*** Supplied information
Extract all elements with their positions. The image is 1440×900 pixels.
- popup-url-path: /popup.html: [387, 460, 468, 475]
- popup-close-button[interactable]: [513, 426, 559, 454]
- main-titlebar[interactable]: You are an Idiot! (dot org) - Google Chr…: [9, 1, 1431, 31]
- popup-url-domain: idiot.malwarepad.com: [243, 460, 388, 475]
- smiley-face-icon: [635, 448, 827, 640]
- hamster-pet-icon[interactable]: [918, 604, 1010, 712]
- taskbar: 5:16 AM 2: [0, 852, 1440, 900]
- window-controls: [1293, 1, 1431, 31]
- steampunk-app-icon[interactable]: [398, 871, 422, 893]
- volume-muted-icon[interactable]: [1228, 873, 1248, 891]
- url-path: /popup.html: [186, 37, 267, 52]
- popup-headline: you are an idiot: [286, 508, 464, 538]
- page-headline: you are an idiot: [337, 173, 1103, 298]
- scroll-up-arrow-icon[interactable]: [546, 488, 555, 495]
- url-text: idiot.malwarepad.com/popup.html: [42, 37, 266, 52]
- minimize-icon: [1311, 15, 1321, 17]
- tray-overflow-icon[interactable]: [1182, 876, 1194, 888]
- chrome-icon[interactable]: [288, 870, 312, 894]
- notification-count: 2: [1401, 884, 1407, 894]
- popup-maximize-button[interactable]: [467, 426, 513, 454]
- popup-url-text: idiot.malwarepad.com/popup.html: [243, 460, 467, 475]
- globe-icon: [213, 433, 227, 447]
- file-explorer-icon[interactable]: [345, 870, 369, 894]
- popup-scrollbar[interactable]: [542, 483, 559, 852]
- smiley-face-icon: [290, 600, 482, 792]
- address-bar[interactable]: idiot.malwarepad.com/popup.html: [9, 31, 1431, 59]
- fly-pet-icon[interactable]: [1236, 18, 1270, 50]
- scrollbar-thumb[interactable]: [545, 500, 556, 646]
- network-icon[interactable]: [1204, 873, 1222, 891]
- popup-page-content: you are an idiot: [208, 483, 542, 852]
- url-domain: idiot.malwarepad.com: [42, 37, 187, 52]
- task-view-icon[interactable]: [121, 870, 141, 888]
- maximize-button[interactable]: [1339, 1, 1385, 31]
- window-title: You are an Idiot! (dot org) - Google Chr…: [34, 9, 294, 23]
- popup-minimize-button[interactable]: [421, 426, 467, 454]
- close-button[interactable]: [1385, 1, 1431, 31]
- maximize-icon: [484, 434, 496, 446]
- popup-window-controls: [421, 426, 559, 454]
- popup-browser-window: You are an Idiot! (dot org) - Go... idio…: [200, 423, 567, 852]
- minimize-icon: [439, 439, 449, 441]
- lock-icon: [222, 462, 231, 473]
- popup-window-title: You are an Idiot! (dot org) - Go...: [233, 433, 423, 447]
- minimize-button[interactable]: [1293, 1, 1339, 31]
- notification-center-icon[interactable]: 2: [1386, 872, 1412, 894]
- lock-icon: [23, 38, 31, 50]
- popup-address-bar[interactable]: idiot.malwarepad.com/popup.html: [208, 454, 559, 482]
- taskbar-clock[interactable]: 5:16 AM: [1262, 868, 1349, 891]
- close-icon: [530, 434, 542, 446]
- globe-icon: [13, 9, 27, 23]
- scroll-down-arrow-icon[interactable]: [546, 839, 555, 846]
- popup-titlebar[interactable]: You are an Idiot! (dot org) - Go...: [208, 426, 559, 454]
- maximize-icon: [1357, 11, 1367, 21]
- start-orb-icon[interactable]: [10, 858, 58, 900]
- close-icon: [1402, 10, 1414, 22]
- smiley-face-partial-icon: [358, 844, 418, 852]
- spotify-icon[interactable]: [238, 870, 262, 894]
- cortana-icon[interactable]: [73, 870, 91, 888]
******
What is being asked: Arrange the lines of the listing as a numbered list, from its first line through the line containing "- popup-window-controls: [421, 426, 559, 454]". Leave out any blank lines.

Response to this task:
1. Extract all elements with their positions. The image is 1440×900 pixels.
2. - popup-url-path: /popup.html: [387, 460, 468, 475]
3. - popup-close-button[interactable]: [513, 426, 559, 454]
4. - main-titlebar[interactable]: You are an Idiot! (dot org) - Google Chr…: [9, 1, 1431, 31]
5. - popup-url-domain: idiot.malwarepad.com: [243, 460, 388, 475]
6. - smiley-face-icon: [635, 448, 827, 640]
7. - hamster-pet-icon[interactable]: [918, 604, 1010, 712]
8. - taskbar: 5:16 AM 2: [0, 852, 1440, 900]
9. - window-controls: [1293, 1, 1431, 31]
10. - steampunk-app-icon[interactable]: [398, 871, 422, 893]
11. - volume-muted-icon[interactable]: [1228, 873, 1248, 891]
12. - url-path: /popup.html: [186, 37, 267, 52]
13. - popup-headline: you are an idiot: [286, 508, 464, 538]
14. - page-headline: you are an idiot: [337, 173, 1103, 298]
15. - scroll-up-arrow-icon[interactable]: [546, 488, 555, 495]
16. - url-text: idiot.malwarepad.com/popup.html: [42, 37, 266, 52]
17. - minimize-icon: [1311, 15, 1321, 17]
18. - tray-overflow-icon[interactable]: [1182, 876, 1194, 888]
19. - chrome-icon[interactable]: [288, 870, 312, 894]
20. - notification-count: 2: [1401, 884, 1407, 894]
21. - popup-maximize-button[interactable]: [467, 426, 513, 454]
22. - popup-url-text: idiot.malwarepad.com/popup.html: [243, 460, 467, 475]
23. - globe-icon: [213, 433, 227, 447]
24. - file-explorer-icon[interactable]: [345, 870, 369, 894]
25. - popup-scrollbar[interactable]: [542, 483, 559, 852]
26. - smiley-face-icon: [290, 600, 482, 792]
27. - address-bar[interactable]: idiot.malwarepad.com/popup.html: [9, 31, 1431, 59]
28. - fly-pet-icon[interactable]: [1236, 18, 1270, 50]
29. - scrollbar-thumb[interactable]: [545, 500, 556, 646]
30. - network-icon[interactable]: [1204, 873, 1222, 891]
31. - popup-page-content: you are an idiot: [208, 483, 542, 852]
32. - url-domain: idiot.malwarepad.com: [42, 37, 187, 52]
33. - task-view-icon[interactable]: [121, 870, 141, 888]
34. - maximize-button[interactable]: [1339, 1, 1385, 31]
35. - window-title: You are an Idiot! (dot org) - Google Chr…: [34, 9, 294, 23]
36. - popup-minimize-button[interactable]: [421, 426, 467, 454]
37. - close-button[interactable]: [1385, 1, 1431, 31]
38. - maximize-icon: [484, 434, 496, 446]
39. - popup-window-controls: [421, 426, 559, 454]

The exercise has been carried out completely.